Transcribe each record exactly. Include every one.

◇ ◇ ◇ ◇ ◇ ◇ ◇

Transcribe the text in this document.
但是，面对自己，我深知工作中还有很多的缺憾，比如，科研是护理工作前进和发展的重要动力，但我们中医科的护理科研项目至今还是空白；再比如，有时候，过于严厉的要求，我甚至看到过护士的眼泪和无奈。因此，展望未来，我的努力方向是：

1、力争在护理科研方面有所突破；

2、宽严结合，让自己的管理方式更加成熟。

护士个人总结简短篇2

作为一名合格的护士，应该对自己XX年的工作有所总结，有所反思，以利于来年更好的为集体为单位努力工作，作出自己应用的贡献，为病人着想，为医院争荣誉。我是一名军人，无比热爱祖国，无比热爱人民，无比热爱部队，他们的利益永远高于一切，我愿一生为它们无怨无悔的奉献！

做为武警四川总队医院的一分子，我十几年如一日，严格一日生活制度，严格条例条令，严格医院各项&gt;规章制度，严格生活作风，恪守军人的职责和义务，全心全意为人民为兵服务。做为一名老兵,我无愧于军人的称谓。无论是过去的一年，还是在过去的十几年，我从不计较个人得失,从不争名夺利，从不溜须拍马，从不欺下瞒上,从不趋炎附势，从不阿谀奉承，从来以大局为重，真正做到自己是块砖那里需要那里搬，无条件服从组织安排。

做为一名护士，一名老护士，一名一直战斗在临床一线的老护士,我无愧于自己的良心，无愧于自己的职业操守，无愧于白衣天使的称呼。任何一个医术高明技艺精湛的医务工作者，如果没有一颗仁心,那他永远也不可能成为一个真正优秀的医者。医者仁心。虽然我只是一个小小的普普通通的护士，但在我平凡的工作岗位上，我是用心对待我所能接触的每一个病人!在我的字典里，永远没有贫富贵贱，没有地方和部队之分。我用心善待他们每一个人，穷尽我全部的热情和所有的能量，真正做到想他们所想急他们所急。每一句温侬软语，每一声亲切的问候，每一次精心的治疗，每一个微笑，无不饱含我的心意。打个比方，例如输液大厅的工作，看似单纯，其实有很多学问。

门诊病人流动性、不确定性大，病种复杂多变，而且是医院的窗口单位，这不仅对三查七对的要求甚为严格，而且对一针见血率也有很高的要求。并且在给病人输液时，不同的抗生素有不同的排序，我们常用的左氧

◇ ◇ ◇ ◇ ◇ ◇ ◇

▶ Solution to this problem:
Transcribe the text in this document.
但是，面对自己，我深知工作中还有很多的缺憾，比如，科研是护理工作前进和发展的重要动力，但我们中医科的护理科研项目至今还是空白；再比如，有时候，过于严厉的要求，我甚至看到过护士的眼泪和无奈。因此，展望未来，我的努力方向是：

1、力争在护理科研方面有所突破；

2、宽严结合，让自己的管理方式更加成熟。

护士个人总结简短篇2

作为一名合格的护士，应该对自己XX年的工作有所总结，有所反思，以利于来年更好的为集体为单位努力工作，作出自己应用的贡献，为病人着想，为医院争荣誉。我是一名军人，无比热爱祖国，无比热爱人民，无比热爱部队，他们的利益永远高于一切，我愿一生为它们无怨无悔的奉献！

做为武警四川总队医院的一分子，我十几年如一日，严格一日生活制度，严格条例条令，严格医院各项&gt;规章制度，严格生活作风，恪守军人的职责和义务，全心全意为人民为兵服务。做为一名老兵,我无愧于军人的称谓。无论是过去的一年，还是在过去的十几年，我从不计较个人得失,从不争名夺利，从不溜须拍马，从不欺下瞒上,从不趋炎附势，从不阿谀奉承，从来以大局为重，真正做到自己是块砖那里需要那里搬，无条件服从组织安排。

做为一名护士，一名老护士，一名一直战斗在临床一线的老护士,我无愧于自己的良心，无愧于自己的职业操守，无愧于白衣天使的称呼。任何一个医术高明技艺精湛的医务工作者，如果没有一颗仁心,那他永远也不可能成为一个真正优秀的医者。医者仁心。虽然我只是一个小小的普普通通的护士，但在我平凡的工作岗位上，我是用心对待我所能接触的每一个病人!在我的字典里，永远没有贫富贵贱，没有地方和部队之分。我用心善待他们每一个人，穷尽我全部的热情和所有的能量，真正做到想他们所想急他们所急。每一句温侬软语，每一声亲切的问候，每一次精心的治疗，每一个微笑，无不饱含我的心意。打个比方，例如输液大厅的工作，看似单纯，其实有很多学问。

门诊病人流动性、不确定性大，病种复杂多变，而且是医院的窗口单位，这不仅对三查七对的要求甚为严格，而且对一针见血率也有很高的要求。并且在给病人输液时，不同的抗生素有不同的排序，我们常用的左氧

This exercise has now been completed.